[SET EXERCISE]: Collect from the data below each line with "this".

Dataset items
☆ ☆ ☆

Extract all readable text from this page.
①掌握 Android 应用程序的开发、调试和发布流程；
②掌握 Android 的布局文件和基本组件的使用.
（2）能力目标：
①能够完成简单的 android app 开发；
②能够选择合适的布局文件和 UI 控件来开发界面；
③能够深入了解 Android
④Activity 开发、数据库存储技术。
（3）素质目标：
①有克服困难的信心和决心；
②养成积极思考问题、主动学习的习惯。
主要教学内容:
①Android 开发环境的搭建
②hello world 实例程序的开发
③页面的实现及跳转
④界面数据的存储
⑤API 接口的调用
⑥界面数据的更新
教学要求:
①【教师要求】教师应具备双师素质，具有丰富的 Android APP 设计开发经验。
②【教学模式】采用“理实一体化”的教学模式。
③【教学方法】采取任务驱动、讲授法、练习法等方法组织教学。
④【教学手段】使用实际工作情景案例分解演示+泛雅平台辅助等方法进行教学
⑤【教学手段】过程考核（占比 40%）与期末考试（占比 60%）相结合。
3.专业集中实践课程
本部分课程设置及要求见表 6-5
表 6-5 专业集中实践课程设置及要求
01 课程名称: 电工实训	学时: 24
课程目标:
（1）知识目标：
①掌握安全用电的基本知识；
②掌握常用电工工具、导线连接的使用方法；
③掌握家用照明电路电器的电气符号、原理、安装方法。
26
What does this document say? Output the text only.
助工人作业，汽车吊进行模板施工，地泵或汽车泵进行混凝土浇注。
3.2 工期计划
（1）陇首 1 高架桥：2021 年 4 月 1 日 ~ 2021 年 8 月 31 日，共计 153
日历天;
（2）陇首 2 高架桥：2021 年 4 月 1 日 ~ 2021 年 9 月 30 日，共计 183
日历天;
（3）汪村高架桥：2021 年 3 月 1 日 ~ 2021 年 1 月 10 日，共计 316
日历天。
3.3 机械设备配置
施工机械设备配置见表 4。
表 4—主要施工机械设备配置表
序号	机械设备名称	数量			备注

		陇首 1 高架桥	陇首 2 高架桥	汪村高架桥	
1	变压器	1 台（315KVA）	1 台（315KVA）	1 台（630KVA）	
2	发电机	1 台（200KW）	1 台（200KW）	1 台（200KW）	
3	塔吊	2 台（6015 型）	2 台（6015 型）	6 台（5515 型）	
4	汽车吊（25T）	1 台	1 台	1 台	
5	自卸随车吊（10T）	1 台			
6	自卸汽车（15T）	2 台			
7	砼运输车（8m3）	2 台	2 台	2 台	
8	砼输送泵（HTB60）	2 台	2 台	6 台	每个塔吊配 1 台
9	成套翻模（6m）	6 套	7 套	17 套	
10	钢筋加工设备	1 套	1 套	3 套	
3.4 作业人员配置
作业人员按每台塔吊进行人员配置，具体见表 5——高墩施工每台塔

☆ ☆ ☆

[FULL RESPONSE]:
Extract all readable text from this page.
What does this document say? Output the text only.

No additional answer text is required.